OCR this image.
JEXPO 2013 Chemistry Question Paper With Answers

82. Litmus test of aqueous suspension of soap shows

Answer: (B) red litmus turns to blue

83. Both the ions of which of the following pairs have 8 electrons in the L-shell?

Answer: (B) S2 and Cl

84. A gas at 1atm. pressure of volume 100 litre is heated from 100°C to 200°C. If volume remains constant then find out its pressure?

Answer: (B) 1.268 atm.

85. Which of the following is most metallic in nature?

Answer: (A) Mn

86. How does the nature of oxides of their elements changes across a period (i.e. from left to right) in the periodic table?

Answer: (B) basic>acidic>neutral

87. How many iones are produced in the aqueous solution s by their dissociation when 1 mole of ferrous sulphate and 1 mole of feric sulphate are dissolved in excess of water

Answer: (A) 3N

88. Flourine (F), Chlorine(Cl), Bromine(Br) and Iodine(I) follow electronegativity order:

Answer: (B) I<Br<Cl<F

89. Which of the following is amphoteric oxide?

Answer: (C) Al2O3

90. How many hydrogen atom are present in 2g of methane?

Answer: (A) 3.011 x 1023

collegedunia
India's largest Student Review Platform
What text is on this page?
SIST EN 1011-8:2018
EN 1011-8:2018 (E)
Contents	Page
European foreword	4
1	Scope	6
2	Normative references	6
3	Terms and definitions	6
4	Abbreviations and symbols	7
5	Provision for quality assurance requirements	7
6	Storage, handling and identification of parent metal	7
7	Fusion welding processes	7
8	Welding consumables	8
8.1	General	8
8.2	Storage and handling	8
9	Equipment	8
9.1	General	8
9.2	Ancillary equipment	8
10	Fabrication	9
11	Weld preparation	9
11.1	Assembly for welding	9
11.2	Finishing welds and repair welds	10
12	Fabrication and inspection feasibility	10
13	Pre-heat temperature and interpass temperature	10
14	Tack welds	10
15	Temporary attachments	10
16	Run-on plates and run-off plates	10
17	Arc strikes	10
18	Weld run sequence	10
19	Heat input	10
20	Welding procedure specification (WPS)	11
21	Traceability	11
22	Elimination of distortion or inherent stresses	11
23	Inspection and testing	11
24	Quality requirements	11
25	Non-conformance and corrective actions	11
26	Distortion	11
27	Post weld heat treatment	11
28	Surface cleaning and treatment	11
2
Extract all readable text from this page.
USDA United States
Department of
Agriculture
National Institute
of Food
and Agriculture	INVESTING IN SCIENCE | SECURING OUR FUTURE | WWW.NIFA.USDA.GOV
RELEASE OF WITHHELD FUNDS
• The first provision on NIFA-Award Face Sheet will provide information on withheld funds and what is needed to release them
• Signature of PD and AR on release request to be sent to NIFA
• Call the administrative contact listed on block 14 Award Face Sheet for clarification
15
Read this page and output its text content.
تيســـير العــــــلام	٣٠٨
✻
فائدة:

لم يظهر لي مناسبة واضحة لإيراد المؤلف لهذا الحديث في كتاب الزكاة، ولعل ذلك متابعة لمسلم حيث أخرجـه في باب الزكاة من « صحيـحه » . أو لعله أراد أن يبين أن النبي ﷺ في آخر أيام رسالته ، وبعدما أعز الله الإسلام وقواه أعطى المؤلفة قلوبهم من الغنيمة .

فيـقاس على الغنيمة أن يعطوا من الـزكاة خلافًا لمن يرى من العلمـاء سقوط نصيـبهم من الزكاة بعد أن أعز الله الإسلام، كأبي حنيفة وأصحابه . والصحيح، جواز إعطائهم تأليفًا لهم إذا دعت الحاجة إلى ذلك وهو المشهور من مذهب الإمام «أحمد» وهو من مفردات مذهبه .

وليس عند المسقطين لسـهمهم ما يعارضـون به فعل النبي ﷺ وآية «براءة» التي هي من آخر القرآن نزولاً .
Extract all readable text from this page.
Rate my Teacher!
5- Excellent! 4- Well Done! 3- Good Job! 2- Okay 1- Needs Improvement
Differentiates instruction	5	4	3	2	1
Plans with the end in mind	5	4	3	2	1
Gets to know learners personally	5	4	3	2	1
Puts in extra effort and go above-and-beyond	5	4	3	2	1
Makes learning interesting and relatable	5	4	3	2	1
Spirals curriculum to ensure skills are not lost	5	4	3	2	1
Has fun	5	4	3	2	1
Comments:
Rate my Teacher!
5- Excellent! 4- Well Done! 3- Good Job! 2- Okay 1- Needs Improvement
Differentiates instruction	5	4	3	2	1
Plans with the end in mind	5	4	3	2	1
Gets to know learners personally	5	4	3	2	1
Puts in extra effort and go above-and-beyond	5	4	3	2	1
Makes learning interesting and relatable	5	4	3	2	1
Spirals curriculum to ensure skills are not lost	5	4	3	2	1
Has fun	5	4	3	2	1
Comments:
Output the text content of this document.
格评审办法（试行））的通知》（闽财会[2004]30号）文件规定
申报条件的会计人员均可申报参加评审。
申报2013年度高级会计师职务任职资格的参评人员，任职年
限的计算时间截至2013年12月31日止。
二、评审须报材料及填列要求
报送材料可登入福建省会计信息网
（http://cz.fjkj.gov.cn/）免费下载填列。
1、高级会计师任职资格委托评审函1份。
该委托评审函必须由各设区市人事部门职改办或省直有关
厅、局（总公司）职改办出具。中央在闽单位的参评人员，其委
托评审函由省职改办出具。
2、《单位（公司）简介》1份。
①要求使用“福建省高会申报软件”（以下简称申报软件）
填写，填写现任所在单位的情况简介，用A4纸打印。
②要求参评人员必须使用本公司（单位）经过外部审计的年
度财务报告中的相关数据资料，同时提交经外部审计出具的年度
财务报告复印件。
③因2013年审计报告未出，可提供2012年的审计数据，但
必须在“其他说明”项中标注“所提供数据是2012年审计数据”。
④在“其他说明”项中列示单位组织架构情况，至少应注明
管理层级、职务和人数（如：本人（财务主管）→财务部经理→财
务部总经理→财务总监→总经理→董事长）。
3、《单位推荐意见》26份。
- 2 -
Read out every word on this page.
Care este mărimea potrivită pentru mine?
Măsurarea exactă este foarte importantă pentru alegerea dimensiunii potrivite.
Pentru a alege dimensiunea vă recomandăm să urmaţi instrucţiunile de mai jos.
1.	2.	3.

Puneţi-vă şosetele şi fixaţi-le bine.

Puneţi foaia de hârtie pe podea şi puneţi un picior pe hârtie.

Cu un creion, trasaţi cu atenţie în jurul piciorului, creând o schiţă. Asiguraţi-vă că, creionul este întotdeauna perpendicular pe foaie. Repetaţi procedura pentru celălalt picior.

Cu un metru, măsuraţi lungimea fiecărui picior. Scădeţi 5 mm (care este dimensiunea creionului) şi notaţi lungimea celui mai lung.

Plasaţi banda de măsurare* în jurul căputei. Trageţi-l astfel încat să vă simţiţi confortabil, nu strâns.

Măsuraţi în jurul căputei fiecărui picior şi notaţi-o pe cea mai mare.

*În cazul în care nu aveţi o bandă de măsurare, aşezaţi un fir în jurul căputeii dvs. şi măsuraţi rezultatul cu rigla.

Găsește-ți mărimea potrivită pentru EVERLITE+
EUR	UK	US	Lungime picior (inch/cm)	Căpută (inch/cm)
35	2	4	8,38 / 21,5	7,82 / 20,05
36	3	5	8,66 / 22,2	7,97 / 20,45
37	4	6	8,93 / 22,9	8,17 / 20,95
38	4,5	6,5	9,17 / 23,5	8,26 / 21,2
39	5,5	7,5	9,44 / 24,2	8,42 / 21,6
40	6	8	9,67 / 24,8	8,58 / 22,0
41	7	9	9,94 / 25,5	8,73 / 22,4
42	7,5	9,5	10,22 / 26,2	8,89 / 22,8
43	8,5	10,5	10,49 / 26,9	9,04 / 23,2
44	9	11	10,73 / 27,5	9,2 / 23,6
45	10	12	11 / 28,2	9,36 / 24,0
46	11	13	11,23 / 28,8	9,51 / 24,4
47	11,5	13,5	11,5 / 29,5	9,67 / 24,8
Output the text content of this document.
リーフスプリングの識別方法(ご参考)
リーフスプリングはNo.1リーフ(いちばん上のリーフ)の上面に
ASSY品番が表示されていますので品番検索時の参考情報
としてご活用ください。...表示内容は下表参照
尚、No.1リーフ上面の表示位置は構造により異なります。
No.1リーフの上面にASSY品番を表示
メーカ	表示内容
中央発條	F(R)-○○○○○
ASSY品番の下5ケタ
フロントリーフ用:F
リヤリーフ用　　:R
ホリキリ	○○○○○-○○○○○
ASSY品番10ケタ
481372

_Task goal:_
State the number of lines in this listing that contain the string "النبي", and add nothing else.

_Result for this exercise:_
2